>> Begin Material for this exercise
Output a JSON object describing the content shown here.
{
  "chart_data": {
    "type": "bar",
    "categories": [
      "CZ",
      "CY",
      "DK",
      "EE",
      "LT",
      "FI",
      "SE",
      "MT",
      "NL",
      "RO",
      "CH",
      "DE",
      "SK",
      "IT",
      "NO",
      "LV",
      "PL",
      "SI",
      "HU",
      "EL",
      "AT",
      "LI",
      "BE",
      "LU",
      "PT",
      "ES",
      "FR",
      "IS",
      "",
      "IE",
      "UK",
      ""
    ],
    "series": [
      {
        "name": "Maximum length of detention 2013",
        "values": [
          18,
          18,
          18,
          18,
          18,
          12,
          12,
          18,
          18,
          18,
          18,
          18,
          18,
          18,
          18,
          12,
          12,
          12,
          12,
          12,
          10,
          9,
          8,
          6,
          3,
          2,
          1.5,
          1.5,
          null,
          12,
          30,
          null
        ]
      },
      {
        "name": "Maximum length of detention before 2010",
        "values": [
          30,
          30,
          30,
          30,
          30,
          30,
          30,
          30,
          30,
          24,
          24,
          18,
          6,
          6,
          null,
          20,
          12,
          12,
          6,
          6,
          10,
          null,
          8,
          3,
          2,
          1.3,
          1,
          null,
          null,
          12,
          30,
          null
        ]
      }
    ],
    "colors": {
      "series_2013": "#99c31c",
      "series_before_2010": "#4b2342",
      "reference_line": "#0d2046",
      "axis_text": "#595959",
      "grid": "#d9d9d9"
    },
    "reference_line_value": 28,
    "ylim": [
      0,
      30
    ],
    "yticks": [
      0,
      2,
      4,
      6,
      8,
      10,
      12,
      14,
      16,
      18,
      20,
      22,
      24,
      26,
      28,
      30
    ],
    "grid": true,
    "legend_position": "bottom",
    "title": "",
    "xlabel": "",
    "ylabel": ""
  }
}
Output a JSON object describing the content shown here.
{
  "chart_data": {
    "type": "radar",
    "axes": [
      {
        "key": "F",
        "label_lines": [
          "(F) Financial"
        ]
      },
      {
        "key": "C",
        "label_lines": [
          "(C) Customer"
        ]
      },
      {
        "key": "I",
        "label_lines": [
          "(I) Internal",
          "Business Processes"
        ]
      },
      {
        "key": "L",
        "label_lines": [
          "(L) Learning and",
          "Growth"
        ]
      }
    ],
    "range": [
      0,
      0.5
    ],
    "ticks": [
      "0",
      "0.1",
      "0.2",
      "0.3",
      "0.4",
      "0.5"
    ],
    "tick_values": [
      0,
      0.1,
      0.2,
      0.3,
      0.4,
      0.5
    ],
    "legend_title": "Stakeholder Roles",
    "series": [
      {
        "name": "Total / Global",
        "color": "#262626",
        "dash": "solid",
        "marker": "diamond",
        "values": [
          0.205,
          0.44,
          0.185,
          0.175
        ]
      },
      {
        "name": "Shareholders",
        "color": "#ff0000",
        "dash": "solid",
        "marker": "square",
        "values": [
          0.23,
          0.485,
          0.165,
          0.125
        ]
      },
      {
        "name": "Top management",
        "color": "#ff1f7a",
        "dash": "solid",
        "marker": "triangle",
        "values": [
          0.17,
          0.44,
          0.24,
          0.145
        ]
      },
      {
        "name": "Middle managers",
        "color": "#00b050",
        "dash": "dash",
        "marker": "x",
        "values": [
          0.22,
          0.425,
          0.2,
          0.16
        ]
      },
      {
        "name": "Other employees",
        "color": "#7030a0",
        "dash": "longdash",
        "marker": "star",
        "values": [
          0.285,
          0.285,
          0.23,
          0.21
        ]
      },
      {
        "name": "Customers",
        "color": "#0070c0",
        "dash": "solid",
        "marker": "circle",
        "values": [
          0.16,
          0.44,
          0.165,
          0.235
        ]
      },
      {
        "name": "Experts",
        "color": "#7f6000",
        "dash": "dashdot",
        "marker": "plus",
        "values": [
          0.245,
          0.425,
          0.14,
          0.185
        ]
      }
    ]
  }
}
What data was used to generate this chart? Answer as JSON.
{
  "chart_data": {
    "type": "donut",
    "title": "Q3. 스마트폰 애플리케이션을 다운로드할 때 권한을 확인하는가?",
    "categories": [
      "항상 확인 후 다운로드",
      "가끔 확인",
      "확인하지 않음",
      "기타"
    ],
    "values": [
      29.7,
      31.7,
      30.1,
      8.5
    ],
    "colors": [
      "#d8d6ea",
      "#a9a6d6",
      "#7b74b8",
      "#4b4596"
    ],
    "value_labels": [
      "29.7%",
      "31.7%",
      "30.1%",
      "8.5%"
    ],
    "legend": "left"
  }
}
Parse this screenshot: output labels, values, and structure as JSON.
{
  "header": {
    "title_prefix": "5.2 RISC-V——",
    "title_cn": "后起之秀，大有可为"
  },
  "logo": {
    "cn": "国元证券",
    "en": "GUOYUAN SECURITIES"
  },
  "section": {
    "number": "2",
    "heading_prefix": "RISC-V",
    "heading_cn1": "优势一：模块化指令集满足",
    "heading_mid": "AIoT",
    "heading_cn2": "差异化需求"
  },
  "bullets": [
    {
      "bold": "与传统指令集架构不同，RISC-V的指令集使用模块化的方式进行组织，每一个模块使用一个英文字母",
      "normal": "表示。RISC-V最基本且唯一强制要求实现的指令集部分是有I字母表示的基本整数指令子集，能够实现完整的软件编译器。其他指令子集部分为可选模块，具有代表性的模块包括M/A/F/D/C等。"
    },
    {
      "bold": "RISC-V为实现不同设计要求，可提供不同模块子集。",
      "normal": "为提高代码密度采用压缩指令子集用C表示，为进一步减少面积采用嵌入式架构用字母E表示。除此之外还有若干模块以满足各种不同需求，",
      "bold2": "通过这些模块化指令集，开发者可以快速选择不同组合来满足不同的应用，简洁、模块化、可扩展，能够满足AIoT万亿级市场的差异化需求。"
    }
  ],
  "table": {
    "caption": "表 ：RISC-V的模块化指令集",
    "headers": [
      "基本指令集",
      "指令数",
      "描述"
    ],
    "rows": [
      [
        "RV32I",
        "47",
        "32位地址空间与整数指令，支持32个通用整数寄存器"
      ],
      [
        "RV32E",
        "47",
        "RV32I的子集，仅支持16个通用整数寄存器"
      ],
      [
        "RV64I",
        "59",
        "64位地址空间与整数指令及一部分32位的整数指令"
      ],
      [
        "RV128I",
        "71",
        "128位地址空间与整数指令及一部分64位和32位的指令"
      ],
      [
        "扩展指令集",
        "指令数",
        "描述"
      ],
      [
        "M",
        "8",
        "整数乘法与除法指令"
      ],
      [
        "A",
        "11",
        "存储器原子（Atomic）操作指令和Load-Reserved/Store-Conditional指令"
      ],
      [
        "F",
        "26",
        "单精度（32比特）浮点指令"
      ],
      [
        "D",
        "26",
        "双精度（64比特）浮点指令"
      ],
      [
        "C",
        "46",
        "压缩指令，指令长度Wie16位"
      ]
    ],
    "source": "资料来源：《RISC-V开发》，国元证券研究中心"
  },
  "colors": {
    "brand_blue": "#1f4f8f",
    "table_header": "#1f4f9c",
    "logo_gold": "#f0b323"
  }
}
>> End Material for this exercise
● **Exercise details**:
Look through the entries and find each line that has the string "length". Copy those lines.

● **Answer**:
        "name": "Maximum length of detention 2013",
        "name": "Maximum length of detention before 2010",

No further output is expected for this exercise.